>>>

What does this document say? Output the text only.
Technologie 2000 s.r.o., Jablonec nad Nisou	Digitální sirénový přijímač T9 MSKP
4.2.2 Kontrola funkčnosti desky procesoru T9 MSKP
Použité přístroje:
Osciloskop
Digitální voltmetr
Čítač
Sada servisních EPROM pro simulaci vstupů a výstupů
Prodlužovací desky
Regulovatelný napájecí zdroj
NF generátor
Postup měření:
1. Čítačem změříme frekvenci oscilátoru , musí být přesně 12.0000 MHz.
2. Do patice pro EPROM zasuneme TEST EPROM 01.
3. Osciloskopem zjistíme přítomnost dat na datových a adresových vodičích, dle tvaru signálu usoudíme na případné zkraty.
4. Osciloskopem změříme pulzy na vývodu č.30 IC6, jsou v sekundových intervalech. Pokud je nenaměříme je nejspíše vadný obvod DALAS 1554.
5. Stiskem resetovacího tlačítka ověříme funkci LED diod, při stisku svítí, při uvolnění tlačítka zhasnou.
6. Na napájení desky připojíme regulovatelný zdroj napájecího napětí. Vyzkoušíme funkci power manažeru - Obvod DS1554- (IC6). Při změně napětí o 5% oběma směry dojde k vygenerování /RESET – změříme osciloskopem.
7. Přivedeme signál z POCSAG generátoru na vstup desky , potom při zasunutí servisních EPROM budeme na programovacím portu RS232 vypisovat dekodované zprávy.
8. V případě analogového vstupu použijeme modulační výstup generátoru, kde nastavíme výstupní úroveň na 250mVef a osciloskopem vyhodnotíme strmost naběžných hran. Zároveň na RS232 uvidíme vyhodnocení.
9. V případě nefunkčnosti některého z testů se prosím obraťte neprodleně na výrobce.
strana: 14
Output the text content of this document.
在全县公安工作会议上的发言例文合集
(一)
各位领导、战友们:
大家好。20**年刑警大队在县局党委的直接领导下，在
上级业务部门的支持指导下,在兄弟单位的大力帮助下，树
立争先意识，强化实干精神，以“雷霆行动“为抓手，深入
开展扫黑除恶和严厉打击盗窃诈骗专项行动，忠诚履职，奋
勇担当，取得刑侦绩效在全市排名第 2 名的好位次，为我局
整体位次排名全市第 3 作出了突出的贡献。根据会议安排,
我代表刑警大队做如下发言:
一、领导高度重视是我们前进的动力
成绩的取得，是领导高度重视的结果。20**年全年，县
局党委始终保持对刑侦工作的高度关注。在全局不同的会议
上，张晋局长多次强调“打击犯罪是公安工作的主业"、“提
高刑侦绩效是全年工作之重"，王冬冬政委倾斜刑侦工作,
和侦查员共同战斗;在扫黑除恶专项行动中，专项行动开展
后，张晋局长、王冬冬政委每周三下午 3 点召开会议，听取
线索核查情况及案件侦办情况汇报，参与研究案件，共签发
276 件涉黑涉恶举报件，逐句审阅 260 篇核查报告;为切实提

<<<

Write the entire listing out again, word for word.

=== RESULT FOR THIS TASK ===
What does this document say? Output the text only.
Technologie 2000 s.r.o., Jablonec nad Nisou	Digitální sirénový přijímač T9 MSKP
4.2.2 Kontrola funkčnosti desky procesoru T9 MSKP
Použité přístroje:
Osciloskop
Digitální voltmetr
Čítač
Sada servisních EPROM pro simulaci vstupů a výstupů
Prodlužovací desky
Regulovatelný napájecí zdroj
NF generátor
Postup měření:
1. Čítačem změříme frekvenci oscilátoru , musí být přesně 12.0000 MHz.
2. Do patice pro EPROM zasuneme TEST EPROM 01.
3. Osciloskopem zjistíme přítomnost dat na datových a adresových vodičích, dle tvaru signálu usoudíme na případné zkraty.
4. Osciloskopem změříme pulzy na vývodu č.30 IC6, jsou v sekundových intervalech. Pokud je nenaměříme je nejspíše vadný obvod DALAS 1554.
5. Stiskem resetovacího tlačítka ověříme funkci LED diod, při stisku svítí, při uvolnění tlačítka zhasnou.
6. Na napájení desky připojíme regulovatelný zdroj napájecího napětí. Vyzkoušíme funkci power manažeru - Obvod DS1554- (IC6). Při změně napětí o 5% oběma směry dojde k vygenerování /RESET – změříme osciloskopem.
7. Přivedeme signál z POCSAG generátoru na vstup desky , potom při zasunutí servisních EPROM budeme na programovacím portu RS232 vypisovat dekodované zprávy.
8. V případě analogového vstupu použijeme modulační výstup generátoru, kde nastavíme výstupní úroveň na 250mVef a osciloskopem vyhodnotíme strmost naběžných hran. Zároveň na RS232 uvidíme vyhodnocení.
9. V případě nefunkčnosti některého z testů se prosím obraťte neprodleně na výrobce.
strana: 14
Output the text content of this document.
在全县公安工作会议上的发言例文合集
(一)
各位领导、战友们:
大家好。20**年刑警大队在县局党委的直接领导下，在
上级业务部门的支持指导下,在兄弟单位的大力帮助下，树
立争先意识，强化实干精神，以“雷霆行动“为抓手，深入
开展扫黑除恶和严厉打击盗窃诈骗专项行动，忠诚履职，奋
勇担当，取得刑侦绩效在全市排名第 2 名的好位次，为我局
整体位次排名全市第 3 作出了突出的贡献。根据会议安排,
我代表刑警大队做如下发言:
一、领导高度重视是我们前进的动力
成绩的取得，是领导高度重视的结果。20**年全年，县
局党委始终保持对刑侦工作的高度关注。在全局不同的会议
上，张晋局长多次强调“打击犯罪是公安工作的主业"、“提
高刑侦绩效是全年工作之重"，王冬冬政委倾斜刑侦工作,
和侦查员共同战斗;在扫黑除恶专项行动中，专项行动开展
后，张晋局长、王冬冬政委每周三下午 3 点召开会议，听取
线索核查情况及案件侦办情况汇报，参与研究案件，共签发
276 件涉黑涉恶举报件，逐句审阅 260 篇核查报告;为切实提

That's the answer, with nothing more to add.